## SHORT PROBLEM
Search the entries below. Return every line that has "社会意识具有相对独立性" in it.

## RECORDS SHOWN
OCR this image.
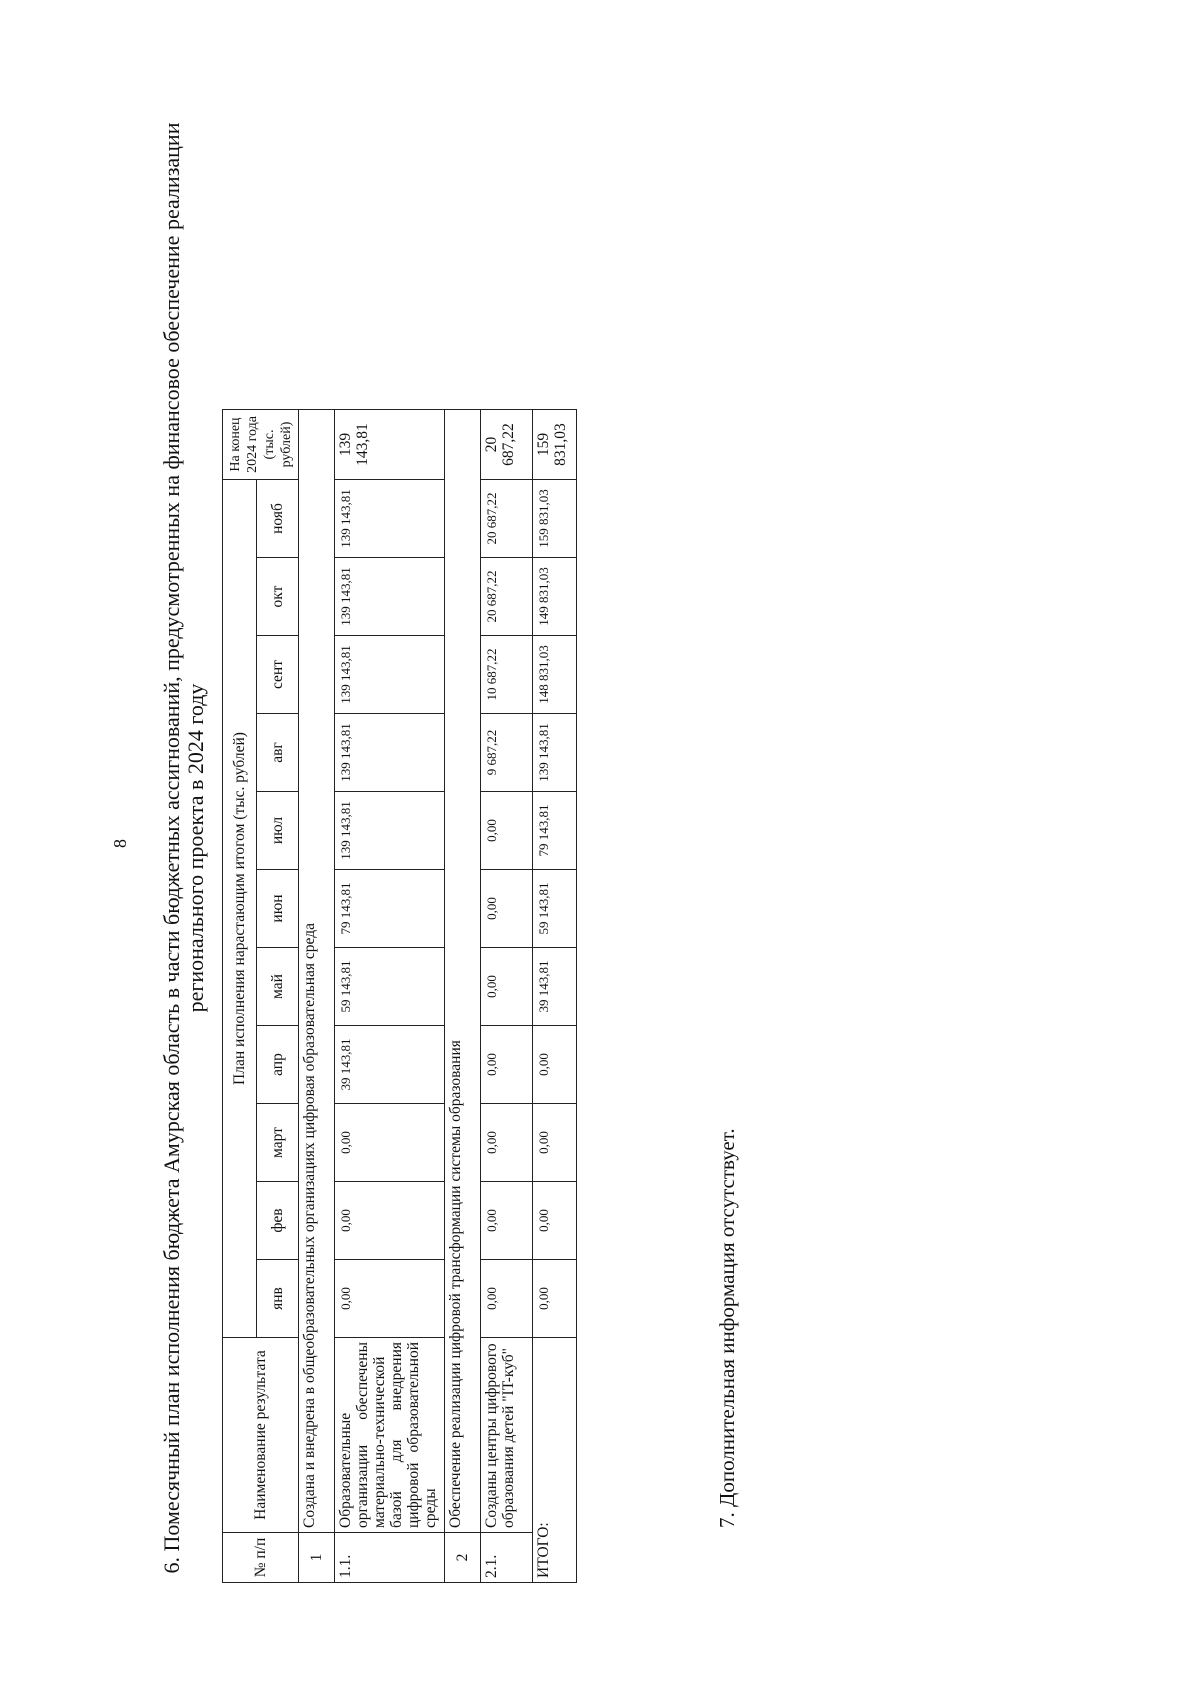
8 6. Помесячный план исполнения бюджета Амурская область в части бюджетных ассигнований, предусмотренных на финансовое обеспечение реализации регионального проекта в 2024 году
№ п/п	Наименование результата	План исполнения нарастающим итогом (тыс. рублей)											На конец 2024 года (тыс. рублей)
		янв	фев	март	апр	май	июн	июл	авг	сент	окт	нояб	
1	Создана и внедрена в общеобразовательных организациях цифровая образовательная среда												
1.1.	Образовательные организации обеспечены материально-технической базой для внедрения цифровой образовательной среды	0,00	0,00	0,00	39 143,81	59 143,81	79 143,81	139 143,81	139 143,81	139 143,81	139 143,81	139 143,81	139 143,81
2	Обеспечение реализации цифровой трансформации системы образования												
2.1.	Созданы центры цифрового образования детей "IT-куб"	0,00	0,00	0,00	0,00	0,00	0,00	0,00	9 687,22	10 687,22	20 687,22	20 687,22	20 687,22
ИТОГО:		0,00	0,00	0,00	0,00	39 143,81	59 143,81	79 143,81	139 143,81	148 831,03	149 831,03	159 831,03	159 831,03
7. Дополнительная информация отсутствует.
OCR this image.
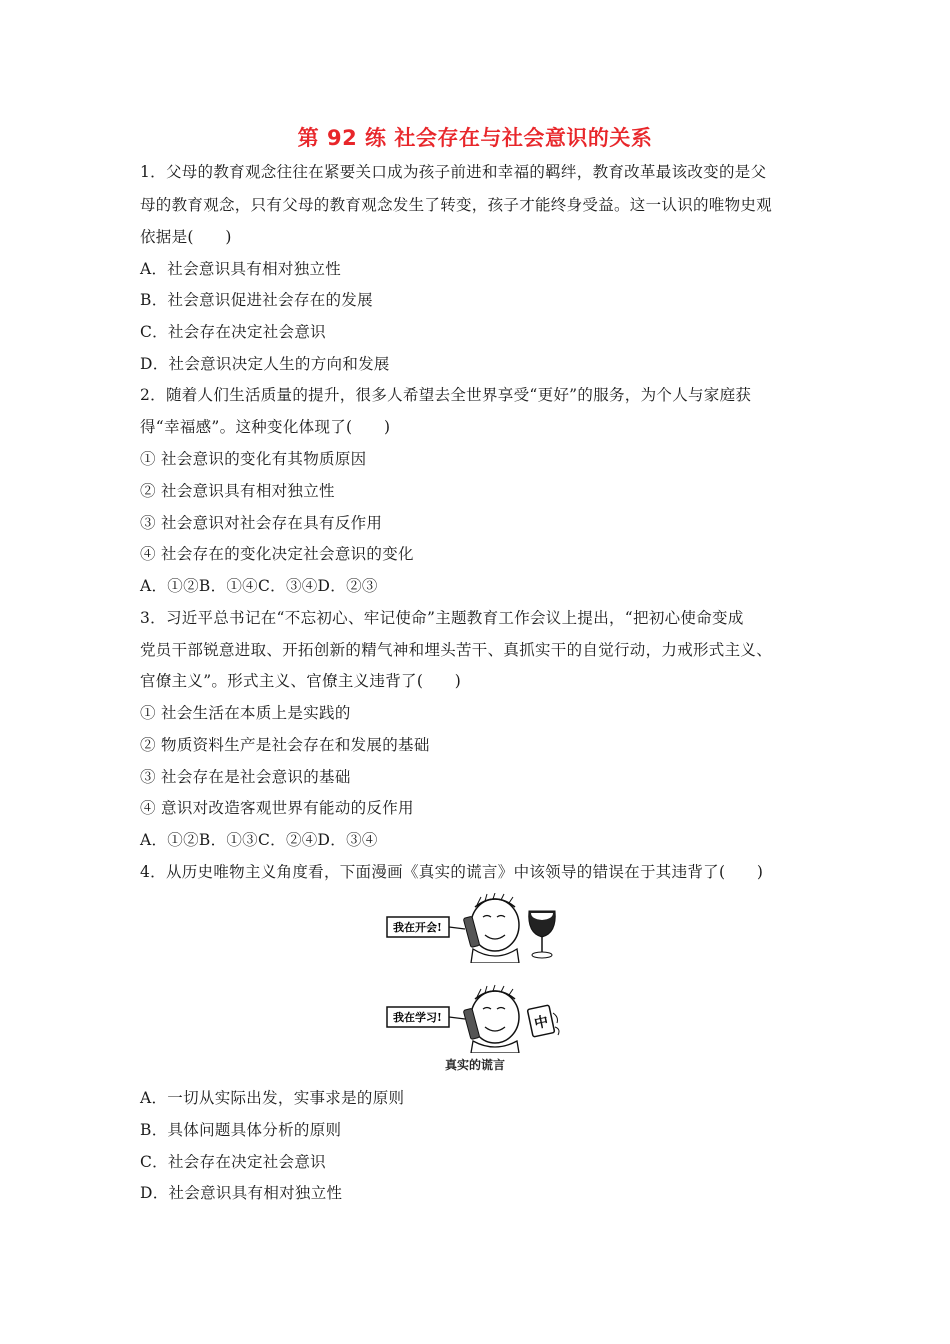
第 92 练 社会存在与社会意识的关系
1．父母的教育观念往往在紧要关口成为孩子前进和幸福的羁绊，教育改革最该改变的是父
母的教育观念，只有父母的教育观念发生了转变，孩子才能终身受益。这一认识的唯物史观
依据是(　　)
A．社会意识具有相对独立性
B．社会意识促进社会存在的发展
C．社会存在决定社会意识
D．社会意识决定人生的方向和发展
2．随着人们生活质量的提升，很多人希望去全世界享受“更好”的服务，为个人与家庭获
得“幸福感”。这种变化体现了(　　)
① 社会意识的变化有其物质原因
② 社会意识具有相对独立性
③ 社会意识对社会存在具有反作用
④ 社会存在的变化决定社会意识的变化
A．①②B．①④C．③④D．②③
3．习近平总书记在“不忘初心、牢记使命”主题教育工作会议上提出，“把初心使命变成
党员干部锐意进取、开拓创新的精气神和埋头苦干、真抓实干的自觉行动，力戒形式主义、
官僚主义”。形式主义、官僚主义违背了(　　)
① 社会生活在本质上是实践的
② 物质资料生产是社会存在和发展的基础
③ 社会存在是社会意识的基础
④ 意识对改造客观世界有能动的反作用
A．①②B．①③C．②④D．③④
4．从历史唯物主义角度看，下面漫画《真实的谎言》中该领导的错误在于其违背了(　　)
我在开会!
我在学习!	中
真实的谎言
A．一切从实际出发，实事求是的原则
B．具体问题具体分析的原则
C．社会存在决定社会意识
D．社会意识具有相对独立性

## COMPLETE OUTPUT
A．社会意识具有相对独立性
② 社会意识具有相对独立性
D．社会意识具有相对独立性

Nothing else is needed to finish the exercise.